**Given data**
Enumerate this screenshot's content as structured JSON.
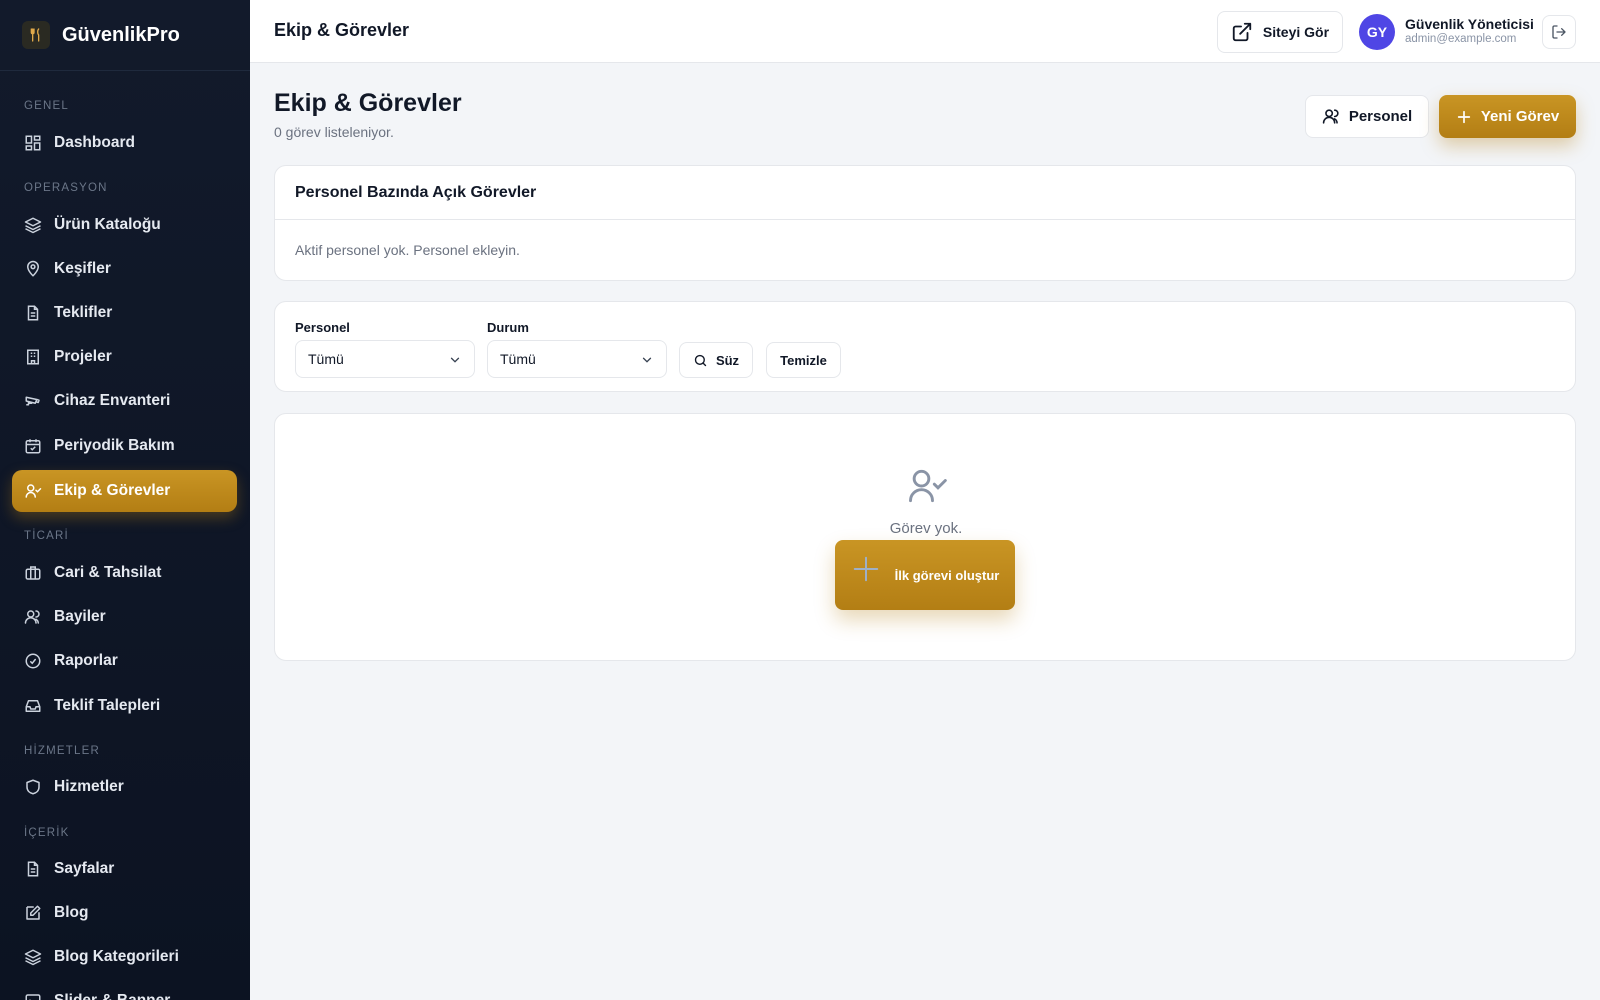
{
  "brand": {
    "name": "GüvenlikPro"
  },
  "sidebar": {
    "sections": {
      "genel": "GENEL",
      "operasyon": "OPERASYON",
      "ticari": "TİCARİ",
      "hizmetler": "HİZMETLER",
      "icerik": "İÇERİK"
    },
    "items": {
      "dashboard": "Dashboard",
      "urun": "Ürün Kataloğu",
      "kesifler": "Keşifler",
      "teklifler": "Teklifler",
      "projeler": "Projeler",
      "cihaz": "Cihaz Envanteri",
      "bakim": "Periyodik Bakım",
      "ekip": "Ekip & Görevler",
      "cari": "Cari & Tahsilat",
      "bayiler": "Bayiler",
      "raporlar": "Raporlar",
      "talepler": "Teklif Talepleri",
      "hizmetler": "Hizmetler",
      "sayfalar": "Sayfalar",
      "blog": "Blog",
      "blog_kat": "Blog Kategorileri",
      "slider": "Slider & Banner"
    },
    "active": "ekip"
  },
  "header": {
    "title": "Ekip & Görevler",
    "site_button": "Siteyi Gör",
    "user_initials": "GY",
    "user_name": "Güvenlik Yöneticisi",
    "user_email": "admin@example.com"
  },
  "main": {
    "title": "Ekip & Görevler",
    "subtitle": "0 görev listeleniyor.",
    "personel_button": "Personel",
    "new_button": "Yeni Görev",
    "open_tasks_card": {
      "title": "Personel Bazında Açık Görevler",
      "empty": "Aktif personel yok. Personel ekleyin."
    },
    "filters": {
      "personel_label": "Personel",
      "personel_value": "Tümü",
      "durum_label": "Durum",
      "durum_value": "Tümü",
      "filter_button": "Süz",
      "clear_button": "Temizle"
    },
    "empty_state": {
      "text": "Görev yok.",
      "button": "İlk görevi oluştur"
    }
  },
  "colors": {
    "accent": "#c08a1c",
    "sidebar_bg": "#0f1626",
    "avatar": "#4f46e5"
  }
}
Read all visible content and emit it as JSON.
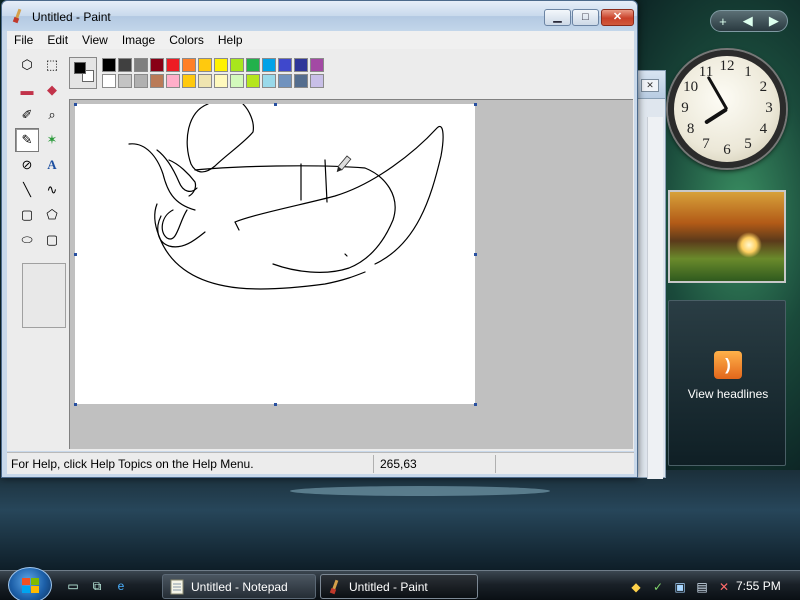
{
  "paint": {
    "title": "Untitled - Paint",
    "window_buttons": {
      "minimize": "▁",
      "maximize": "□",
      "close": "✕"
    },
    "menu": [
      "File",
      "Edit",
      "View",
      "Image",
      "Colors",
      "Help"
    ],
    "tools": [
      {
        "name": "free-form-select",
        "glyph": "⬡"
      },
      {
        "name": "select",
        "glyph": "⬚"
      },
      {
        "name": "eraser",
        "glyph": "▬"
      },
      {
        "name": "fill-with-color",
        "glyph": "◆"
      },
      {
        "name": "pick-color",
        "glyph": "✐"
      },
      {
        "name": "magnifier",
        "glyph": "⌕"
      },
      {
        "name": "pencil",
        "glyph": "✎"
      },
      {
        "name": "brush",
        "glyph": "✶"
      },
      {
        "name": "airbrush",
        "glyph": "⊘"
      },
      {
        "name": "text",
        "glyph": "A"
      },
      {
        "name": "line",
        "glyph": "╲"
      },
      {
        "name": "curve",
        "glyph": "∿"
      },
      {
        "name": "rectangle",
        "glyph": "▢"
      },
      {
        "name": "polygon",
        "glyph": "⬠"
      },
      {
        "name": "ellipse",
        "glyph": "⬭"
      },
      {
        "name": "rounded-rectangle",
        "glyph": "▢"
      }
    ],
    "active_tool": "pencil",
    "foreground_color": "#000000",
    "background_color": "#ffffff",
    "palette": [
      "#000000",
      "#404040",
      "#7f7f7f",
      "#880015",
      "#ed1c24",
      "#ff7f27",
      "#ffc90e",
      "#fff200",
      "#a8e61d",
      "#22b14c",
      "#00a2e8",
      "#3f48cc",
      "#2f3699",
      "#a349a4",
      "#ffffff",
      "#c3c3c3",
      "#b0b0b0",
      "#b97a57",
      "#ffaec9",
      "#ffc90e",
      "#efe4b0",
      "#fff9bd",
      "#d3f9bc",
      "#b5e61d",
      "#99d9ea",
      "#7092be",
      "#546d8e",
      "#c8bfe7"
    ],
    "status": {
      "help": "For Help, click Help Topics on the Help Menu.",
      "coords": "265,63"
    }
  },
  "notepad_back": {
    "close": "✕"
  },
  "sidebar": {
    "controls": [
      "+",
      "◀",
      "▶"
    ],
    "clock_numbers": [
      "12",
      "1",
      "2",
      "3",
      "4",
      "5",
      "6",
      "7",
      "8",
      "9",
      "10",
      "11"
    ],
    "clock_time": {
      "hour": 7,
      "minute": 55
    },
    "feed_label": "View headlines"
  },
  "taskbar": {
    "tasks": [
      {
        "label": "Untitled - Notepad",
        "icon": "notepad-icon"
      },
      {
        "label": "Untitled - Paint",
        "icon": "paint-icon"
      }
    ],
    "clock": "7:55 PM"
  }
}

**What needs to be done**
Reproduce all entries exactly. Pictures do not belong in the copy.

**Task output**
Enumerate this screenshot's content as structured JSON.
{
  "brand": {
    "name": "GüvenlikPro"
  },
  "sidebar": {
    "sections": {
      "genel": "GENEL",
      "operasyon": "OPERASYON",
      "ticari": "TİCARİ",
      "hizmetler": "HİZMETLER",
      "icerik": "İÇERİK"
    },
    "items": {
      "dashboard": "Dashboard",
      "urun": "Ürün Kataloğu",
      "kesifler": "Keşifler",
      "teklifler": "Teklifler",
      "projeler": "Projeler",
      "cihaz": "Cihaz Envanteri",
      "bakim": "Periyodik Bakım",
      "ekip": "Ekip & Görevler",
      "cari": "Cari & Tahsilat",
      "bayiler": "Bayiler",
      "raporlar": "Raporlar",
      "talepler": "Teklif Talepleri",
      "hizmetler": "Hizmetler",
      "sayfalar": "Sayfalar",
      "blog": "Blog",
      "blog_kat": "Blog Kategorileri",
      "slider": "Slider & Banner"
    },
    "active": "ekip"
  },
  "header": {
    "title": "Ekip & Görevler",
    "site_button": "Siteyi Gör",
    "user_initials": "GY",
    "user_name": "Güvenlik Yöneticisi",
    "user_email": "admin@example.com"
  },
  "main": {
    "title": "Ekip & Görevler",
    "subtitle": "0 görev listeleniyor.",
    "personel_button": "Personel",
    "new_button": "Yeni Görev",
    "open_tasks_card": {
      "title": "Personel Bazında Açık Görevler",
      "empty": "Aktif personel yok. Personel ekleyin."
    },
    "filters": {
      "personel_label": "Personel",
      "personel_value": "Tümü",
      "durum_label": "Durum",
      "durum_value": "Tümü",
      "filter_button": "Süz",
      "clear_button": "Temizle"
    },
    "empty_state": {
      "text": "Görev yok.",
      "button": "İlk görevi oluştur"
    }
  },
  "colors": {
    "accent": "#c08a1c",
    "sidebar_bg": "#0f1626",
    "avatar": "#4f46e5"
  }
}
Read all visible content and emit it as JSON.
{
  "paint": {
    "title": "Untitled - Paint",
    "window_buttons": {
      "minimize": "▁",
      "maximize": "□",
      "close": "✕"
    },
    "menu": [
      "File",
      "Edit",
      "View",
      "Image",
      "Colors",
      "Help"
    ],
    "tools": [
      {
        "name": "free-form-select",
        "glyph": "⬡"
      },
      {
        "name": "select",
        "glyph": "⬚"
      },
      {
        "name": "eraser",
        "glyph": "▬"
      },
      {
        "name": "fill-with-color",
        "glyph": "◆"
      },
      {
        "name": "pick-color",
        "glyph": "✐"
      },
      {
        "name": "magnifier",
        "glyph": "⌕"
      },
      {
        "name": "pencil",
        "glyph": "✎"
      },
      {
        "name": "brush",
        "glyph": "✶"
      },
      {
        "name": "airbrush",
        "glyph": "⊘"
      },
      {
        "name": "text",
        "glyph": "A"
      },
      {
        "name": "line",
        "glyph": "╲"
      },
      {
        "name": "curve",
        "glyph": "∿"
      },
      {
        "name": "rectangle",
        "glyph": "▢"
      },
      {
        "name": "polygon",
        "glyph": "⬠"
      },
      {
        "name": "ellipse",
        "glyph": "⬭"
      },
      {
        "name": "rounded-rectangle",
        "glyph": "▢"
      }
    ],
    "active_tool": "pencil",
    "foreground_color": "#000000",
    "background_color": "#ffffff",
    "palette": [
      "#000000",
      "#404040",
      "#7f7f7f",
      "#880015",
      "#ed1c24",
      "#ff7f27",
      "#ffc90e",
      "#fff200",
      "#a8e61d",
      "#22b14c",
      "#00a2e8",
      "#3f48cc",
      "#2f3699",
      "#a349a4",
      "#ffffff",
      "#c3c3c3",
      "#b0b0b0",
      "#b97a57",
      "#ffaec9",
      "#ffc90e",
      "#efe4b0",
      "#fff9bd",
      "#d3f9bc",
      "#b5e61d",
      "#99d9ea",
      "#7092be",
      "#546d8e",
      "#c8bfe7"
    ],
    "status": {
      "help": "For Help, click Help Topics on the Help Menu.",
      "coords": "265,63"
    }
  },
  "notepad_back": {
    "close": "✕"
  },
  "sidebar": {
    "controls": [
      "+",
      "◀",
      "▶"
    ],
    "clock_numbers": [
      "12",
      "1",
      "2",
      "3",
      "4",
      "5",
      "6",
      "7",
      "8",
      "9",
      "10",
      "11"
    ],
    "clock_time": {
      "hour": 7,
      "minute": 55
    },
    "feed_label": "View headlines"
  },
  "taskbar": {
    "tasks": [
      {
        "label": "Untitled - Notepad",
        "icon": "notepad-icon"
      },
      {
        "label": "Untitled - Paint",
        "icon": "paint-icon"
      }
    ],
    "clock": "7:55 PM"
  }
}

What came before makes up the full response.